--- Start INPUT ROWS ---

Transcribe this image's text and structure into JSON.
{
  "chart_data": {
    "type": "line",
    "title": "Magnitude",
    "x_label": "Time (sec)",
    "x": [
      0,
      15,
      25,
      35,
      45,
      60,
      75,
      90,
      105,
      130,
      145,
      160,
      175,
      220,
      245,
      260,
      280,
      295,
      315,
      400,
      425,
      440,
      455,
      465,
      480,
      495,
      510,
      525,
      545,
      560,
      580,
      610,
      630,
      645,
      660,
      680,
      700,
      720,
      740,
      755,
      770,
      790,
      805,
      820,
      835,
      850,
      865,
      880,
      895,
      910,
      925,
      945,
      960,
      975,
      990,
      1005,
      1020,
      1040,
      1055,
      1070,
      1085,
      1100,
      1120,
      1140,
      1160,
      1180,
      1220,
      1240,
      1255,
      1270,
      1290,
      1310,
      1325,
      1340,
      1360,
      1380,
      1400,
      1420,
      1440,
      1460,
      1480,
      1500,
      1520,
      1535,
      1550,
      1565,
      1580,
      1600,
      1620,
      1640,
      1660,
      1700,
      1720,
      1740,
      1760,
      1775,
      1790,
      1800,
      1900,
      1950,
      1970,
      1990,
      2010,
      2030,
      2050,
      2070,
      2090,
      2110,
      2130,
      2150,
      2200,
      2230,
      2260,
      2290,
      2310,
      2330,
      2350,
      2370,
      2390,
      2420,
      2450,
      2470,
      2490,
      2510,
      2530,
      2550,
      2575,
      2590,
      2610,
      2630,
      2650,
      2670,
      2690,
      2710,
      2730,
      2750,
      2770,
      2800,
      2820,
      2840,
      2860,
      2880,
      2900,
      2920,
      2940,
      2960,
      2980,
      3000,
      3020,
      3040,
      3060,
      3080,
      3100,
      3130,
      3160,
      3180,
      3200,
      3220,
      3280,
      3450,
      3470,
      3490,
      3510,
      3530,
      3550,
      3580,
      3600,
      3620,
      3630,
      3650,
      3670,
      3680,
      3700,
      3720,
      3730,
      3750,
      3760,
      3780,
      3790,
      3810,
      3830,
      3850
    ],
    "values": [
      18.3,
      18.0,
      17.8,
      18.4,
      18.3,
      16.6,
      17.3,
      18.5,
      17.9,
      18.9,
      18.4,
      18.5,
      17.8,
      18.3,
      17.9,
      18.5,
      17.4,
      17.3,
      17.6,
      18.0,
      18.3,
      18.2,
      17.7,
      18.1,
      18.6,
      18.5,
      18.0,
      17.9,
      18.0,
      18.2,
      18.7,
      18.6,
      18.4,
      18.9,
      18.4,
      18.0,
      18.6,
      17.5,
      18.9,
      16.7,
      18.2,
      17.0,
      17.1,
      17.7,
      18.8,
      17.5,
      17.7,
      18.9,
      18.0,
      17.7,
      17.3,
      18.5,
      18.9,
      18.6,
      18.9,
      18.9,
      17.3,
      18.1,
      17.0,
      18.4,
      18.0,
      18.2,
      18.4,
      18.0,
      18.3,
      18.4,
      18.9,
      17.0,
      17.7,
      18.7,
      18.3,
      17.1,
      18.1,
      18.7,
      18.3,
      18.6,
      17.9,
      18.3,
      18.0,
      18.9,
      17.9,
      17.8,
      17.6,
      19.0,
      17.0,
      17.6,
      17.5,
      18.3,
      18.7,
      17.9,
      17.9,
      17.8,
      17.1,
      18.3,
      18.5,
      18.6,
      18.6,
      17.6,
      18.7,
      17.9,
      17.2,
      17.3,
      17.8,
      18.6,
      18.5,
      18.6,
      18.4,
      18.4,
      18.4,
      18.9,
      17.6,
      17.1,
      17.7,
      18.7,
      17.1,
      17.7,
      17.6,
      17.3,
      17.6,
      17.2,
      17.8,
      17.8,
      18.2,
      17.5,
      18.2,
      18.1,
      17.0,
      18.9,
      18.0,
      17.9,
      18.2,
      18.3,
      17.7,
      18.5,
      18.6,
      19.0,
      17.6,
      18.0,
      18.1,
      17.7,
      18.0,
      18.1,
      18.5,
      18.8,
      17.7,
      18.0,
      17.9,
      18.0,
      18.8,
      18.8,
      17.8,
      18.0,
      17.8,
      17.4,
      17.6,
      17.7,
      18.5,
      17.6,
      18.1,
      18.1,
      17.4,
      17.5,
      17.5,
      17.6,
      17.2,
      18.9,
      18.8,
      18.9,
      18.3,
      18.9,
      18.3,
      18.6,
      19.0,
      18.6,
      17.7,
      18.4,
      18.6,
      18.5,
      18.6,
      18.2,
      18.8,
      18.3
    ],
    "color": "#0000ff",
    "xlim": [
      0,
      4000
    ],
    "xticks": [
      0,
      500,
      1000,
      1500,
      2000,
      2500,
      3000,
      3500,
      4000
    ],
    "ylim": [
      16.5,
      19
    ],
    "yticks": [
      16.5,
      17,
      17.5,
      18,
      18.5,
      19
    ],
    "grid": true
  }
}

--- End INPUT ROWS ---

Return the material in full, exactly as shown.

Transcribe this image's text and structure into JSON.
{
  "chart_data": {
    "type": "line",
    "title": "Magnitude",
    "x_label": "Time (sec)",
    "x": [
      0,
      15,
      25,
      35,
      45,
      60,
      75,
      90,
      105,
      130,
      145,
      160,
      175,
      220,
      245,
      260,
      280,
      295,
      315,
      400,
      425,
      440,
      455,
      465,
      480,
      495,
      510,
      525,
      545,
      560,
      580,
      610,
      630,
      645,
      660,
      680,
      700,
      720,
      740,
      755,
      770,
      790,
      805,
      820,
      835,
      850,
      865,
      880,
      895,
      910,
      925,
      945,
      960,
      975,
      990,
      1005,
      1020,
      1040,
      1055,
      1070,
      1085,
      1100,
      1120,
      1140,
      1160,
      1180,
      1220,
      1240,
      1255,
      1270,
      1290,
      1310,
      1325,
      1340,
      1360,
      1380,
      1400,
      1420,
      1440,
      1460,
      1480,
      1500,
      1520,
      1535,
      1550,
      1565,
      1580,
      1600,
      1620,
      1640,
      1660,
      1700,
      1720,
      1740,
      1760,
      1775,
      1790,
      1800,
      1900,
      1950,
      1970,
      1990,
      2010,
      2030,
      2050,
      2070,
      2090,
      2110,
      2130,
      2150,
      2200,
      2230,
      2260,
      2290,
      2310,
      2330,
      2350,
      2370,
      2390,
      2420,
      2450,
      2470,
      2490,
      2510,
      2530,
      2550,
      2575,
      2590,
      2610,
      2630,
      2650,
      2670,
      2690,
      2710,
      2730,
      2750,
      2770,
      2800,
      2820,
      2840,
      2860,
      2880,
      2900,
      2920,
      2940,
      2960,
      2980,
      3000,
      3020,
      3040,
      3060,
      3080,
      3100,
      3130,
      3160,
      3180,
      3200,
      3220,
      3280,
      3450,
      3470,
      3490,
      3510,
      3530,
      3550,
      3580,
      3600,
      3620,
      3630,
      3650,
      3670,
      3680,
      3700,
      3720,
      3730,
      3750,
      3760,
      3780,
      3790,
      3810,
      3830,
      3850
    ],
    "values": [
      18.3,
      18.0,
      17.8,
      18.4,
      18.3,
      16.6,
      17.3,
      18.5,
      17.9,
      18.9,
      18.4,
      18.5,
      17.8,
      18.3,
      17.9,
      18.5,
      17.4,
      17.3,
      17.6,
      18.0,
      18.3,
      18.2,
      17.7,
      18.1,
      18.6,
      18.5,
      18.0,
      17.9,
      18.0,
      18.2,
      18.7,
      18.6,
      18.4,
      18.9,
      18.4,
      18.0,
      18.6,
      17.5,
      18.9,
      16.7,
      18.2,
      17.0,
      17.1,
      17.7,
      18.8,
      17.5,
      17.7,
      18.9,
      18.0,
      17.7,
      17.3,
      18.5,
      18.9,
      18.6,
      18.9,
      18.9,
      17.3,
      18.1,
      17.0,
      18.4,
      18.0,
      18.2,
      18.4,
      18.0,
      18.3,
      18.4,
      18.9,
      17.0,
      17.7,
      18.7,
      18.3,
      17.1,
      18.1,
      18.7,
      18.3,
      18.6,
      17.9,
      18.3,
      18.0,
      18.9,
      17.9,
      17.8,
      17.6,
      19.0,
      17.0,
      17.6,
      17.5,
      18.3,
      18.7,
      17.9,
      17.9,
      17.8,
      17.1,
      18.3,
      18.5,
      18.6,
      18.6,
      17.6,
      18.7,
      17.9,
      17.2,
      17.3,
      17.8,
      18.6,
      18.5,
      18.6,
      18.4,
      18.4,
      18.4,
      18.9,
      17.6,
      17.1,
      17.7,
      18.7,
      17.1,
      17.7,
      17.6,
      17.3,
      17.6,
      17.2,
      17.8,
      17.8,
      18.2,
      17.5,
      18.2,
      18.1,
      17.0,
      18.9,
      18.0,
      17.9,
      18.2,
      18.3,
      17.7,
      18.5,
      18.6,
      19.0,
      17.6,
      18.0,
      18.1,
      17.7,
      18.0,
      18.1,
      18.5,
      18.8,
      17.7,
      18.0,
      17.9,
      18.0,
      18.8,
      18.8,
      17.8,
      18.0,
      17.8,
      17.4,
      17.6,
      17.7,
      18.5,
      17.6,
      18.1,
      18.1,
      17.4,
      17.5,
      17.5,
      17.6,
      17.2,
      18.9,
      18.8,
      18.9,
      18.3,
      18.9,
      18.3,
      18.6,
      19.0,
      18.6,
      17.7,
      18.4,
      18.6,
      18.5,
      18.6,
      18.2,
      18.8,
      18.3
    ],
    "color": "#0000ff",
    "xlim": [
      0,
      4000
    ],
    "xticks": [
      0,
      500,
      1000,
      1500,
      2000,
      2500,
      3000,
      3500,
      4000
    ],
    "ylim": [
      16.5,
      19
    ],
    "yticks": [
      16.5,
      17,
      17.5,
      18,
      18.5,
      19
    ],
    "grid": true
  }
}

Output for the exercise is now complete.